## PROBLEM
Exactly how many lines have the word "ylabel"? Answer with the bare number.

(Extracted records)

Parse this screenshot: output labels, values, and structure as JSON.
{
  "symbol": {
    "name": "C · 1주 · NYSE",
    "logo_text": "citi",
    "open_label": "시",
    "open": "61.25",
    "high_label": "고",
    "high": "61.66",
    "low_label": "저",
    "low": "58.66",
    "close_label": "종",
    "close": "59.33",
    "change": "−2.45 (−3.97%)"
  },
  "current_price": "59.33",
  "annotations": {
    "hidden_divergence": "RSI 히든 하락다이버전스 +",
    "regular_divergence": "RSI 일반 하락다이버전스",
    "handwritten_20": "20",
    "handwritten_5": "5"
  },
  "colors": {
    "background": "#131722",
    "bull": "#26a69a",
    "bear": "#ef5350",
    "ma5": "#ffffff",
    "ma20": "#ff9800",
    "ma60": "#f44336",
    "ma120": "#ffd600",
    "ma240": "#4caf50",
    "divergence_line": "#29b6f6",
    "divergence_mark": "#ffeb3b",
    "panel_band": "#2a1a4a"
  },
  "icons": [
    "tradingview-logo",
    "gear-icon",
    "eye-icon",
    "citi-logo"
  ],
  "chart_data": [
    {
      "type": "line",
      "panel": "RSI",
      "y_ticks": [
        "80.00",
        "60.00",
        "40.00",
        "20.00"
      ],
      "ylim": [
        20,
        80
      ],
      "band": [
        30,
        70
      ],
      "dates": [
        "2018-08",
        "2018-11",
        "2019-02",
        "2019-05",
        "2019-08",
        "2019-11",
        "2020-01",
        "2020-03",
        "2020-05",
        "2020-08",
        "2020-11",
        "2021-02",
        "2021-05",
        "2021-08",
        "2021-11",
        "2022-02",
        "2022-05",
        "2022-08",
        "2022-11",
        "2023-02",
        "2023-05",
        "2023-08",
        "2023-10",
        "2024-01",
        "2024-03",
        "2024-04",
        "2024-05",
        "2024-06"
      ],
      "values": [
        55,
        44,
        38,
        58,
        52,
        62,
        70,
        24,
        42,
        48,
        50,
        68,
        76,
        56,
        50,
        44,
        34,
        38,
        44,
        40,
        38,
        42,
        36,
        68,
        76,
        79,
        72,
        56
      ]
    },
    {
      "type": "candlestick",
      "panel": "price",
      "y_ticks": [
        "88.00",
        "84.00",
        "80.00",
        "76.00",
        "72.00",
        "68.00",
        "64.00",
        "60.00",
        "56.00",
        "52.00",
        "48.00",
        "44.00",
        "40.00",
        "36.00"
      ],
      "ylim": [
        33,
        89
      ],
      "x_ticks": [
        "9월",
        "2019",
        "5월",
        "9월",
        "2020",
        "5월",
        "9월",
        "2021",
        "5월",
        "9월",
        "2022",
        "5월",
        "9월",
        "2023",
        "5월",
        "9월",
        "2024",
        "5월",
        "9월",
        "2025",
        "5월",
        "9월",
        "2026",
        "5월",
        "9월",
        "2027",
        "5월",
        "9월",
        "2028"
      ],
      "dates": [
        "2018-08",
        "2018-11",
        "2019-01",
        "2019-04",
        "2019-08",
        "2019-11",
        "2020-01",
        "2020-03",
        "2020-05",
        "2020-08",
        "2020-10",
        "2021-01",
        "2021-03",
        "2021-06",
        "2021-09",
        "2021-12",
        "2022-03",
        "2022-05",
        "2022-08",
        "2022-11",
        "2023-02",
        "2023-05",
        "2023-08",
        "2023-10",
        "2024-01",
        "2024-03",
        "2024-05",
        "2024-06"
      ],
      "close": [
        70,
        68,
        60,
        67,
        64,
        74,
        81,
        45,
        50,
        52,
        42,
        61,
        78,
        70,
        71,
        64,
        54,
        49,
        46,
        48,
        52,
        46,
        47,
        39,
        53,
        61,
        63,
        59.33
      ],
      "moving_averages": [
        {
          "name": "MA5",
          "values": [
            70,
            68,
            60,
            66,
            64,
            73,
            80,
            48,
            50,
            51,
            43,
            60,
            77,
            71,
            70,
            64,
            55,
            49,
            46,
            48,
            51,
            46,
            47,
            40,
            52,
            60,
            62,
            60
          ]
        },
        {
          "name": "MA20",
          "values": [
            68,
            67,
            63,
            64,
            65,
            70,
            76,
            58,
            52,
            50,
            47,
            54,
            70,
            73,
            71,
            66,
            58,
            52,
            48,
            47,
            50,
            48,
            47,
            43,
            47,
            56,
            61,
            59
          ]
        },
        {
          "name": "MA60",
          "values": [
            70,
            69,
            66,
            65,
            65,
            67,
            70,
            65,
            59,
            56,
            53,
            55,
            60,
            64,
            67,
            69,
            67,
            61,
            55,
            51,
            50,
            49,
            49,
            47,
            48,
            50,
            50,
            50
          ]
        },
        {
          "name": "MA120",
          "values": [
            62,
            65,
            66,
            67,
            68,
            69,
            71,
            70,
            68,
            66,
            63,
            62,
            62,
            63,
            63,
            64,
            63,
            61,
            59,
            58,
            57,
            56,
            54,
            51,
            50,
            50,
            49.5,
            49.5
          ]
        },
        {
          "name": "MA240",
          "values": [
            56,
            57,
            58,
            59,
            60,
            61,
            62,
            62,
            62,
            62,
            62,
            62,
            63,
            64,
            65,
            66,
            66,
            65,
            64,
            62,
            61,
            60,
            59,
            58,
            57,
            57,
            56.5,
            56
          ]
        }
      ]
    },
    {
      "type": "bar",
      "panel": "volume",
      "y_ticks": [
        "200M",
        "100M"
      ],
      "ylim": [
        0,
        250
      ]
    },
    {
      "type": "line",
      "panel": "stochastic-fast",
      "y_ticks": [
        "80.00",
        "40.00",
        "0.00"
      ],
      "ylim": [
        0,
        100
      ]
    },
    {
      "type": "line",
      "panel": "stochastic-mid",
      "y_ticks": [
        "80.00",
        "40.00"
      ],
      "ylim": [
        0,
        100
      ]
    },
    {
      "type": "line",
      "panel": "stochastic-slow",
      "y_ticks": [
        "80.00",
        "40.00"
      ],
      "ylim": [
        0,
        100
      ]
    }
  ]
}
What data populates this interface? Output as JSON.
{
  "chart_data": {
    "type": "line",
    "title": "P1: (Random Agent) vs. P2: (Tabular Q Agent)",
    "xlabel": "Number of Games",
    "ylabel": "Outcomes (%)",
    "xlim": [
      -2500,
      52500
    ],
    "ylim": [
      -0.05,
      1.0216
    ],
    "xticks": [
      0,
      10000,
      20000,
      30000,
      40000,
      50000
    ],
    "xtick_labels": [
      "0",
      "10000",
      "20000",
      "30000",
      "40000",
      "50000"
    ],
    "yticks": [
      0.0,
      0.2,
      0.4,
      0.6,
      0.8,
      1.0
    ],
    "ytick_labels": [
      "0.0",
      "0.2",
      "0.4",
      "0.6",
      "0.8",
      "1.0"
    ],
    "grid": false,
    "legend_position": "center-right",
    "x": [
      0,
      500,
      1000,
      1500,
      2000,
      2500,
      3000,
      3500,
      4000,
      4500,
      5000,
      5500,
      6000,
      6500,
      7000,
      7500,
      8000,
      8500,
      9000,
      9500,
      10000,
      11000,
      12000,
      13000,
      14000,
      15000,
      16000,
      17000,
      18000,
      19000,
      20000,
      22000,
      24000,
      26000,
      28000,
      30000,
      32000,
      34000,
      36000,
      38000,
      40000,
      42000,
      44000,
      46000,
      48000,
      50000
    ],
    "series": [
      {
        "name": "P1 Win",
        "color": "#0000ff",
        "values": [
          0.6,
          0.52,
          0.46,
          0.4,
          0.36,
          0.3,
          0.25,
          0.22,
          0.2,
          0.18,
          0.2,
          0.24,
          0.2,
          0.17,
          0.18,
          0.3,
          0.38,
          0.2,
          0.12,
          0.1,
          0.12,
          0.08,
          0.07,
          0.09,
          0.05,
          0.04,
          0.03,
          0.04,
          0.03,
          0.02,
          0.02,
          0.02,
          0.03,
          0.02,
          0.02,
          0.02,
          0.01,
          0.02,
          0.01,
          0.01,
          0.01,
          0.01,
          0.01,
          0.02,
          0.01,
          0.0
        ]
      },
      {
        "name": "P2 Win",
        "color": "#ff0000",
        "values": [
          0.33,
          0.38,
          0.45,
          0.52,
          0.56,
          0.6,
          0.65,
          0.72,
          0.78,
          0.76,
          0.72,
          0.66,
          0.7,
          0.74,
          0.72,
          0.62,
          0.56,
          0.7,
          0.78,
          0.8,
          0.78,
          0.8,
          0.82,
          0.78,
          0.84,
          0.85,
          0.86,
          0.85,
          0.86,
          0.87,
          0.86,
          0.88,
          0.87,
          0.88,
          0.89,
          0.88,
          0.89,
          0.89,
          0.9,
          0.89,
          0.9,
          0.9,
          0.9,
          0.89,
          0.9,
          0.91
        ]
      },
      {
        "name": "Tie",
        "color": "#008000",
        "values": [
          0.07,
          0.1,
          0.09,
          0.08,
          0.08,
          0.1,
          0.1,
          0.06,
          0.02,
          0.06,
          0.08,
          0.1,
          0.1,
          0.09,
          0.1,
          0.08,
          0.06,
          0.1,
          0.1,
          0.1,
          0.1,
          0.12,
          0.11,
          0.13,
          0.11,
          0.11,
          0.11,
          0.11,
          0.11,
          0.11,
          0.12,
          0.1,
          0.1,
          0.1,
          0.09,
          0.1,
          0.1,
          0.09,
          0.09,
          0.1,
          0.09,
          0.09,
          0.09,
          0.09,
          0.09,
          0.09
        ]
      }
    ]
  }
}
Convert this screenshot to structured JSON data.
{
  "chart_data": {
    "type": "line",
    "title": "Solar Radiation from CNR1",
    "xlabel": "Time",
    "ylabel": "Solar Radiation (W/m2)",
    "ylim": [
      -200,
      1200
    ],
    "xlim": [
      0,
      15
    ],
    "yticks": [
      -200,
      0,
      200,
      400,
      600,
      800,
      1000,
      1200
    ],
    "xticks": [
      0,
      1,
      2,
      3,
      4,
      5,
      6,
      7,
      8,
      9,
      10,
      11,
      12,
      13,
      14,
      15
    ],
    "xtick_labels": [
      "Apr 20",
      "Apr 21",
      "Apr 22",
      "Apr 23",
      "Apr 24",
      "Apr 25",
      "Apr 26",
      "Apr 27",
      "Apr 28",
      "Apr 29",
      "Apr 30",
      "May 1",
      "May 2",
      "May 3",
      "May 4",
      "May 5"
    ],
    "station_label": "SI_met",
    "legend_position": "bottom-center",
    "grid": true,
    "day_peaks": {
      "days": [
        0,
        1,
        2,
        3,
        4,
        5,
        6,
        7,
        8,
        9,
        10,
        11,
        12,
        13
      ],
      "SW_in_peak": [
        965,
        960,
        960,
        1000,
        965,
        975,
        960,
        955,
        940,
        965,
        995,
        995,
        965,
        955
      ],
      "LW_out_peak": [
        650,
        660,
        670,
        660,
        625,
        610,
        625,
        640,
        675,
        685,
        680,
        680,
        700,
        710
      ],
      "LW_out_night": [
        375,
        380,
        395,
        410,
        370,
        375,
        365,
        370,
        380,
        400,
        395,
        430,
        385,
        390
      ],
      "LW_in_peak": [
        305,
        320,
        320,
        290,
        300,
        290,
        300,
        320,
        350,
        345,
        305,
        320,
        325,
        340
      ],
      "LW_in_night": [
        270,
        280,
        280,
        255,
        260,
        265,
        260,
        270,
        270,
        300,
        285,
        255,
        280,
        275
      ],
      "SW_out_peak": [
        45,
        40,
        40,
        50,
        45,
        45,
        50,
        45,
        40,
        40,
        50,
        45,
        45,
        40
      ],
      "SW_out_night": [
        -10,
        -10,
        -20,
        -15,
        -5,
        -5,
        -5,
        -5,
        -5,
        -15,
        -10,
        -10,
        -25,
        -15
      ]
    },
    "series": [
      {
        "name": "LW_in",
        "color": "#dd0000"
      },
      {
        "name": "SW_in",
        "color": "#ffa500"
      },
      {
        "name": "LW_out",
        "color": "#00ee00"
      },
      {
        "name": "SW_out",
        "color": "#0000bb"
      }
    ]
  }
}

## EXERCISE RESULT
2